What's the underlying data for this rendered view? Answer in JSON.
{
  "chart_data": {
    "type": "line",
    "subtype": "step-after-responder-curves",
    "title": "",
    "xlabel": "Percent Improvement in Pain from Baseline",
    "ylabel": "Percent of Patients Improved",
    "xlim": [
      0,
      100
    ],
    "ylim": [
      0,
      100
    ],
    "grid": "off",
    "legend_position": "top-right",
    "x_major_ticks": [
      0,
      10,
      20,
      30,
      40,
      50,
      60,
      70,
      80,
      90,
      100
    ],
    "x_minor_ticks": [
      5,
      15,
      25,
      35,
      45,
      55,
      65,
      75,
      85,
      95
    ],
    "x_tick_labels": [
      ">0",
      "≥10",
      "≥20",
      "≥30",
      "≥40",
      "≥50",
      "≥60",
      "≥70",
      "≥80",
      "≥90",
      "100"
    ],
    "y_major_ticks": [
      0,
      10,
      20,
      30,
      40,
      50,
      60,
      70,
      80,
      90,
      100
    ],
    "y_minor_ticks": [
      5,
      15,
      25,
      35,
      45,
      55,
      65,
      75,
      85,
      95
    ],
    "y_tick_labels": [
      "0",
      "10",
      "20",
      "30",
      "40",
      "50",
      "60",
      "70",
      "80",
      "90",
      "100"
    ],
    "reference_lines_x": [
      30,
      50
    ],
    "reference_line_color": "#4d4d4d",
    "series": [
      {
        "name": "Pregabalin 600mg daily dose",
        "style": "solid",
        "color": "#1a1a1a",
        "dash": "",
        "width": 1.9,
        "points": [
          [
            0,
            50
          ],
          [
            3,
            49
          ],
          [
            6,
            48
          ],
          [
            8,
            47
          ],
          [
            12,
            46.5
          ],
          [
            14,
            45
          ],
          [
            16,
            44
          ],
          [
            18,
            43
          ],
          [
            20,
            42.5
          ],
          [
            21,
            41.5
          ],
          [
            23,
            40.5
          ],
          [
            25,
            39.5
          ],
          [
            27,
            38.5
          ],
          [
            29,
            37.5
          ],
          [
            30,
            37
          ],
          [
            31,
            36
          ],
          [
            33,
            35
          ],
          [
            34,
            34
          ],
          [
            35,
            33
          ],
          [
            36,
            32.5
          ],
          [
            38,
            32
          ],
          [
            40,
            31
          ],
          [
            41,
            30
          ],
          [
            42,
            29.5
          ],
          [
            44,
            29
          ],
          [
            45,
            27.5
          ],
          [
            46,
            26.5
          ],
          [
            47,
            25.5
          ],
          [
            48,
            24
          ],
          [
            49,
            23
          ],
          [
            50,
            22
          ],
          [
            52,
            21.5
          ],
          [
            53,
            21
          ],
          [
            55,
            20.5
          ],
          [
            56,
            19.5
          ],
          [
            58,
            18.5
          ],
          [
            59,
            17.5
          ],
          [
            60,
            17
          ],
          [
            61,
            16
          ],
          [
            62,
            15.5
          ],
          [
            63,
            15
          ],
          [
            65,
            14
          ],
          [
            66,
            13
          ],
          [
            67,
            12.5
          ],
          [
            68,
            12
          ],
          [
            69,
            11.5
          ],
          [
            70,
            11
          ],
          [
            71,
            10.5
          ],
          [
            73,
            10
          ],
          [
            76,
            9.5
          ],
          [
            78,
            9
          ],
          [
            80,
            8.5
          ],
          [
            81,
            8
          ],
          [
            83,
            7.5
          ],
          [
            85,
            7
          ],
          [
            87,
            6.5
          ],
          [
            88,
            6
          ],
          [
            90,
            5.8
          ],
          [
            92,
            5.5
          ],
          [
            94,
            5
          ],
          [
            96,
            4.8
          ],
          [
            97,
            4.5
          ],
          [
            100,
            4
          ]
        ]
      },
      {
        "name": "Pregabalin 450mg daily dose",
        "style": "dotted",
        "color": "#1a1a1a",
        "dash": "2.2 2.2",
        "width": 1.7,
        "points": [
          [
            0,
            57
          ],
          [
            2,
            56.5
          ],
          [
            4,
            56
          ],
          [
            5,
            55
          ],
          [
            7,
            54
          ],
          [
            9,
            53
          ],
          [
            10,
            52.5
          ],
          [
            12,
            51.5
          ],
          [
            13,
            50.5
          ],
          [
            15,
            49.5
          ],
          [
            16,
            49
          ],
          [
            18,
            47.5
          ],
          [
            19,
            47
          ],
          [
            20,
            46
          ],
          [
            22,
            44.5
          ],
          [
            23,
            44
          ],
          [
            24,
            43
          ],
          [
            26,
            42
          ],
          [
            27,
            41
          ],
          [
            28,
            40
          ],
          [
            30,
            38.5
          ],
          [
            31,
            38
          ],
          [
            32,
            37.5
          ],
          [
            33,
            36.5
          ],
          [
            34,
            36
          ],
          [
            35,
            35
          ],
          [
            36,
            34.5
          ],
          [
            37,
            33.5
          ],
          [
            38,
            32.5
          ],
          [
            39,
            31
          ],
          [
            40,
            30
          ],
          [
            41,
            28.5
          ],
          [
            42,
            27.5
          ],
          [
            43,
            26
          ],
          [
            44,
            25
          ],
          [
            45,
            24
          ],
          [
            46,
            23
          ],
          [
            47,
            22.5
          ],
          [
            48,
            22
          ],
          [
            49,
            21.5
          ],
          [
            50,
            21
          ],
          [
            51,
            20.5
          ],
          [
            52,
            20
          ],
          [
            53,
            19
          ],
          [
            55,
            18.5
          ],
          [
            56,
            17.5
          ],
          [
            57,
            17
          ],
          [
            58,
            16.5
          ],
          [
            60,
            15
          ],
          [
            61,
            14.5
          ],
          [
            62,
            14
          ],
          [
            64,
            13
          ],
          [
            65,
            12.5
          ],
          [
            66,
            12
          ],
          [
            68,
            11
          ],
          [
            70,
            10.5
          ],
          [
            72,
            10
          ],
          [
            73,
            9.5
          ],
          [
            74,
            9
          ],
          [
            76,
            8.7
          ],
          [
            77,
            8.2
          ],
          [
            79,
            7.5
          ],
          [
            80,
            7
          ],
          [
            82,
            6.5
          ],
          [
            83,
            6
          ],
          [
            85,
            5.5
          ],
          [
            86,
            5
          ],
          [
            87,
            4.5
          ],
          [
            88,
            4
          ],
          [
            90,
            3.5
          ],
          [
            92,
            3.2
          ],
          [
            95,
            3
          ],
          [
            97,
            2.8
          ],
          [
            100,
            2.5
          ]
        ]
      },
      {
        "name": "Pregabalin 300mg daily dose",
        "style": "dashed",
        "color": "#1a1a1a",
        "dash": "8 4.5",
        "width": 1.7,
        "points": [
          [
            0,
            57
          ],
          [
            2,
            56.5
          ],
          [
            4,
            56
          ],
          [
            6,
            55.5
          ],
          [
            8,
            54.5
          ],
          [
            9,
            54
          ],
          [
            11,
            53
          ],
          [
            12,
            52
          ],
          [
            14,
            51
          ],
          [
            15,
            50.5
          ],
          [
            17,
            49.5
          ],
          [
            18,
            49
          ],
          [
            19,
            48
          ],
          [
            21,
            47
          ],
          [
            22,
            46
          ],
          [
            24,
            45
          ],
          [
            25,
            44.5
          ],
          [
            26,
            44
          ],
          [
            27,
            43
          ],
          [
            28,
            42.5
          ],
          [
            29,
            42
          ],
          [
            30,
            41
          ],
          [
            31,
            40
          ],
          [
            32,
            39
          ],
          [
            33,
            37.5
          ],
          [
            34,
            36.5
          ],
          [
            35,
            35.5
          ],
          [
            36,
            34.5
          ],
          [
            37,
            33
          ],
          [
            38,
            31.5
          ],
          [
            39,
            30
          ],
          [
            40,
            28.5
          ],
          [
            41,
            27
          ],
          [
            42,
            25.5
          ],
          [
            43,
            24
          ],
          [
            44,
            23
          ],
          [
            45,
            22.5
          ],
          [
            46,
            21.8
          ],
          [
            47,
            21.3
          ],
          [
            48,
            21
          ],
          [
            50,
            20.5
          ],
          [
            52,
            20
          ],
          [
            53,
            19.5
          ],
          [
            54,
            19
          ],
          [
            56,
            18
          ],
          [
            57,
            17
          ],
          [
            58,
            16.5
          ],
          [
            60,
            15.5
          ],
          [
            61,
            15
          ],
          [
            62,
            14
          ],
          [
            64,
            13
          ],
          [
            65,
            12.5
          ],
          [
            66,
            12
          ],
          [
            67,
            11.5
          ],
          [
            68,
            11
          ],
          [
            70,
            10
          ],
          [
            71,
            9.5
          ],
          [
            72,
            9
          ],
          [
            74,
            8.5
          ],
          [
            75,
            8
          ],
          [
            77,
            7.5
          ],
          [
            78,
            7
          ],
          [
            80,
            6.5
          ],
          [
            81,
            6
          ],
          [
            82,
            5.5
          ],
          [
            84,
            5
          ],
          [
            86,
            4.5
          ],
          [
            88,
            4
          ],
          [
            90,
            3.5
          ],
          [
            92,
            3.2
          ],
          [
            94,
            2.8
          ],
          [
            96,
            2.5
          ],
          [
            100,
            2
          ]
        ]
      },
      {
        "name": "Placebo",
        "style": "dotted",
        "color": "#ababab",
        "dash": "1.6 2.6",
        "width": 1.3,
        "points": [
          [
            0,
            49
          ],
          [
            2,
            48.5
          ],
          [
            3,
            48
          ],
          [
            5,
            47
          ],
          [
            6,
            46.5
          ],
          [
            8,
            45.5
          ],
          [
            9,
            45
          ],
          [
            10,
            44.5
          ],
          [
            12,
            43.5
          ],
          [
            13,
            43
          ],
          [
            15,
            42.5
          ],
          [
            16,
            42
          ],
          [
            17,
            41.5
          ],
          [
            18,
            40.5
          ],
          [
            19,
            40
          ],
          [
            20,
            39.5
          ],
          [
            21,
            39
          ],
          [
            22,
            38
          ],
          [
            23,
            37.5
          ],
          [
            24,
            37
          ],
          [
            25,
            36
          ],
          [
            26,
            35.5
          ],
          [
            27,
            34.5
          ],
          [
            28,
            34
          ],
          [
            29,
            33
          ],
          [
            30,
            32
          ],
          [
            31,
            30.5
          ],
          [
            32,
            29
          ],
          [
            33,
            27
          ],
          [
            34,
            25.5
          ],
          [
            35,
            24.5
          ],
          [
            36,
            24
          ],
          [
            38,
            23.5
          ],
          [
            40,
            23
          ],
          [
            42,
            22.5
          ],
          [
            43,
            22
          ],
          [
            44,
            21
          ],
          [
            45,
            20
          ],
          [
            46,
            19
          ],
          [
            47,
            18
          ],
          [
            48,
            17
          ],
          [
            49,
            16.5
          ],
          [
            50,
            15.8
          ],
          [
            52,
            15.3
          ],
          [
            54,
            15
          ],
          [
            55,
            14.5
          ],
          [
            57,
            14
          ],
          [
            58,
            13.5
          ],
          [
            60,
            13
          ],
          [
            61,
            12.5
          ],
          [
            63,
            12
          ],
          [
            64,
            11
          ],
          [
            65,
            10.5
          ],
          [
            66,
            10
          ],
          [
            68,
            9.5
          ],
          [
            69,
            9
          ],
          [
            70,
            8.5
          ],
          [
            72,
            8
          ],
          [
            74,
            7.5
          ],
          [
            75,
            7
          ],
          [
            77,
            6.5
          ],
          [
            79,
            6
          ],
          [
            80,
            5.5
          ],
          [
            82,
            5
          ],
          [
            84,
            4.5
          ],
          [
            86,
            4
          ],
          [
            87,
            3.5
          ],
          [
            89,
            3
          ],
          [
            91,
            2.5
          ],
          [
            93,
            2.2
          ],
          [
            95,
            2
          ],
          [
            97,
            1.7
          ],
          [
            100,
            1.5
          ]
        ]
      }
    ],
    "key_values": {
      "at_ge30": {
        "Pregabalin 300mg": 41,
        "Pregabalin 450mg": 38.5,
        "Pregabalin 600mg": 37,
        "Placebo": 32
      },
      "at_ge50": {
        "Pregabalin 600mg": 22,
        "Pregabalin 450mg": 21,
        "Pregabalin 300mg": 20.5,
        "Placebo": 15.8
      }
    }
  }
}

■ **Aim of the exercise**
Search the entries above for the string "name". Copy each line in which it appears.

■ **Written solution**
        "name": "Pregabalin 600mg daily dose",
        "name": "Pregabalin 450mg daily dose",
        "name": "Pregabalin 300mg daily dose",
        "name": "Placebo",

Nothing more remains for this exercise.